**DIRECTIVE**
Pull out all lines from the listing below in which the word "that" appears.

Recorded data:
· · · · · · ·
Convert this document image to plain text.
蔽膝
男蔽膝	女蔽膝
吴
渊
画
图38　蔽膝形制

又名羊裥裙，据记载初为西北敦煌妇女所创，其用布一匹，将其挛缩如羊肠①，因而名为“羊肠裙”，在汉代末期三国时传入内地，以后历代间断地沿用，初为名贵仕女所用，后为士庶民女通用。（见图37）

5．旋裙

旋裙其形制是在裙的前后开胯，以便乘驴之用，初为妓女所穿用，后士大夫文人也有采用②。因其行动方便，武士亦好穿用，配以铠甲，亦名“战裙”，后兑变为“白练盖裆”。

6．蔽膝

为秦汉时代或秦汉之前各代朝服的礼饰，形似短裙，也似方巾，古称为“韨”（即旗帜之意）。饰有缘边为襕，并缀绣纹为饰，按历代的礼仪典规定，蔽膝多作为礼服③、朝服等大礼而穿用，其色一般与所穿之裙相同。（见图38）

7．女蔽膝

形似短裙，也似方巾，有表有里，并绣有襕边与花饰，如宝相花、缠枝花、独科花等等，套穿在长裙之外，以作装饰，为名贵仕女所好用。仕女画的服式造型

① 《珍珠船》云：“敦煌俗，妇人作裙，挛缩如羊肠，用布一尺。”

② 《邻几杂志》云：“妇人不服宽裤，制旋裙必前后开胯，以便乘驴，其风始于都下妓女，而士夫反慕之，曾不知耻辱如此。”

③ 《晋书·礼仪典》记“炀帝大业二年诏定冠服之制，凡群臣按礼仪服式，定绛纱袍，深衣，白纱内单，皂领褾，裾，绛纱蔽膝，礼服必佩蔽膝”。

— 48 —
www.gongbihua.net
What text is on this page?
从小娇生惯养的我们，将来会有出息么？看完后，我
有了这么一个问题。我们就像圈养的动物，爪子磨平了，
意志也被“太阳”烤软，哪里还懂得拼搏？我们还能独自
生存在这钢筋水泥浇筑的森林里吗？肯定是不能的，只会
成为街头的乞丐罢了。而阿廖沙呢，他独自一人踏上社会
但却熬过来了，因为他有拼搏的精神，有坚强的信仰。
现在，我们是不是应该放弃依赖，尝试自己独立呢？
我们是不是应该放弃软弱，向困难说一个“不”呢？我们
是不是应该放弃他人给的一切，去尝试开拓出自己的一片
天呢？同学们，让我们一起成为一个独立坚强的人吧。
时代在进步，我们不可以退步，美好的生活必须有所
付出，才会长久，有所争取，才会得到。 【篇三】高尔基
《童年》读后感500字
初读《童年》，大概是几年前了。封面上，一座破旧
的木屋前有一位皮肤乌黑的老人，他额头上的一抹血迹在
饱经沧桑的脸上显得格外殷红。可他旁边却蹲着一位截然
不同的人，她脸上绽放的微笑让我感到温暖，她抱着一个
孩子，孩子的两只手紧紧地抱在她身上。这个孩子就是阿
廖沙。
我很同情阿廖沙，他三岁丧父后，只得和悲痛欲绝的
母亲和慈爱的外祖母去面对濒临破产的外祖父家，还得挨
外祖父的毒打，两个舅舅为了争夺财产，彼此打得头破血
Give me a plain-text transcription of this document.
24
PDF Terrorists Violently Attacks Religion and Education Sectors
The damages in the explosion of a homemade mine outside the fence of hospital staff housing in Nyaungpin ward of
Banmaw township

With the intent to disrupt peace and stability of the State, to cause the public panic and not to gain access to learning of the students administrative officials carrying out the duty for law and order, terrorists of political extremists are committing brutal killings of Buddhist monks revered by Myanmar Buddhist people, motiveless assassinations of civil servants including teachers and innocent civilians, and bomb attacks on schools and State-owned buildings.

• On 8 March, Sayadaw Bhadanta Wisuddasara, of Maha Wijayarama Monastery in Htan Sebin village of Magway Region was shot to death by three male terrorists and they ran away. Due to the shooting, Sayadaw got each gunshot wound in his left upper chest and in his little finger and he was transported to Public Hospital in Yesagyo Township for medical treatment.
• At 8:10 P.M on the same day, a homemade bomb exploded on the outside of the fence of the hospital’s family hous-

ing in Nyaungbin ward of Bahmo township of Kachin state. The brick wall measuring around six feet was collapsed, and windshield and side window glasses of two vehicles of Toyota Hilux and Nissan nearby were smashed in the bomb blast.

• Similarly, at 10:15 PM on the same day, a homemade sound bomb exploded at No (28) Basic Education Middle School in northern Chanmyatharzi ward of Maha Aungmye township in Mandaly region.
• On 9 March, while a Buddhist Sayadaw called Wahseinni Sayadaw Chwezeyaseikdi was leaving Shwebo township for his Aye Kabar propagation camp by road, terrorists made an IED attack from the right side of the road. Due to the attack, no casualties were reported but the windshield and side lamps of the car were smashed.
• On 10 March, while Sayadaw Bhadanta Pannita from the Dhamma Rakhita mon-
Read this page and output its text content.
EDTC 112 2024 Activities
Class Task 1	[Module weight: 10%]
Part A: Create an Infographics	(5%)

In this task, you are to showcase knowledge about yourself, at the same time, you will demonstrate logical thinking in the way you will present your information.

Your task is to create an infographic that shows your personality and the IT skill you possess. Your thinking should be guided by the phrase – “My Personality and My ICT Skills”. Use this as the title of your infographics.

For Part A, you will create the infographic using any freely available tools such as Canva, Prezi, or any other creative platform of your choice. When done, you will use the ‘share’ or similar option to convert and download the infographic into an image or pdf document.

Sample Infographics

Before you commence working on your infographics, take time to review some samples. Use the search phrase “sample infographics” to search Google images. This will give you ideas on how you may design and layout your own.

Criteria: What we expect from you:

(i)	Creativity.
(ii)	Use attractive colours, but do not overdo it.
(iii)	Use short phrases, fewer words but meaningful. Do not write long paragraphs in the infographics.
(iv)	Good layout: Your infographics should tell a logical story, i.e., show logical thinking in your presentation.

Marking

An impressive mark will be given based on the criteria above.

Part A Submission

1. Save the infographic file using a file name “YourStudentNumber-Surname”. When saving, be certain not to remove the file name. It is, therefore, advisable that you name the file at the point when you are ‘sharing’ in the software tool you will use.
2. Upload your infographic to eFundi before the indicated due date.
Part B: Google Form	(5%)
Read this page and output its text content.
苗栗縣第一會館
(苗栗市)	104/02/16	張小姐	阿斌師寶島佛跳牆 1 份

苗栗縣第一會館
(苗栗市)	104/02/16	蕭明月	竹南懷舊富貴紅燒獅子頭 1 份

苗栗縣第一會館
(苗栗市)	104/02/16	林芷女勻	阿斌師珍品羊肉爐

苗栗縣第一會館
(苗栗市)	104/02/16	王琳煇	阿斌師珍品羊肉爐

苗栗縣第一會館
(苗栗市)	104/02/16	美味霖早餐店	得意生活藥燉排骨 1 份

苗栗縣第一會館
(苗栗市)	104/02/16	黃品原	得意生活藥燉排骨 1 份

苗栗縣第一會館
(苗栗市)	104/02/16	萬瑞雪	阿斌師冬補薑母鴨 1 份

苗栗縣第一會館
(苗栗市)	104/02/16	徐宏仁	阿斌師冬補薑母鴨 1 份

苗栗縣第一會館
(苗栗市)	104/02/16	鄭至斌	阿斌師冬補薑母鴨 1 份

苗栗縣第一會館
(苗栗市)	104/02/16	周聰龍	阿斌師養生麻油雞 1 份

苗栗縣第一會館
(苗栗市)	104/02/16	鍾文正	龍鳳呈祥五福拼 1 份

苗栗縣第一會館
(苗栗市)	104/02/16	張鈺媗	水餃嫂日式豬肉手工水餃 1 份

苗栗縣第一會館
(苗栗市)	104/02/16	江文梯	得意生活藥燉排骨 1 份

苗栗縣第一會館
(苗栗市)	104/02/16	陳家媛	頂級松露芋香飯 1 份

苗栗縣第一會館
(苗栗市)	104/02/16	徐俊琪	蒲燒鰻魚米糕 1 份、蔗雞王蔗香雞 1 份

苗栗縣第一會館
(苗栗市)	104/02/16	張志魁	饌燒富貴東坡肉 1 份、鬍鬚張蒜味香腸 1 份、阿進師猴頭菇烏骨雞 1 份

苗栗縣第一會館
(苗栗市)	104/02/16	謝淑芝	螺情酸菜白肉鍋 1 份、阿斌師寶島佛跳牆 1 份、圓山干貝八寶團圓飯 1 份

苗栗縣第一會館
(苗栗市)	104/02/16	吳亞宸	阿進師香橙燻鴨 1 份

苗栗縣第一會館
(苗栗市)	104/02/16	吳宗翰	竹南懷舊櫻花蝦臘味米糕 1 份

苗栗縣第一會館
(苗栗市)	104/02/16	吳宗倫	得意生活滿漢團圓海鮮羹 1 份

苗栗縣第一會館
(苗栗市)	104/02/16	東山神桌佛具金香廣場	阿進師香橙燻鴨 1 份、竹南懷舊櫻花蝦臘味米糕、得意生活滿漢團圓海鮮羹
· · · · · · ·
**THE OUTPUT**
Your task is to create an infographic that shows your personality and the IT skill you possess. Your thinking should be guided by the phrase – “My Personality and My ICT Skills”. Use this as the title of your infographics.
1. Save the infographic file using a file name “YourStudentNumber-Surname”. When saving, be certain not to remove the file name. It is, therefore, advisable that you name the file at the point when you are ‘sharing’ in the software tool you will use.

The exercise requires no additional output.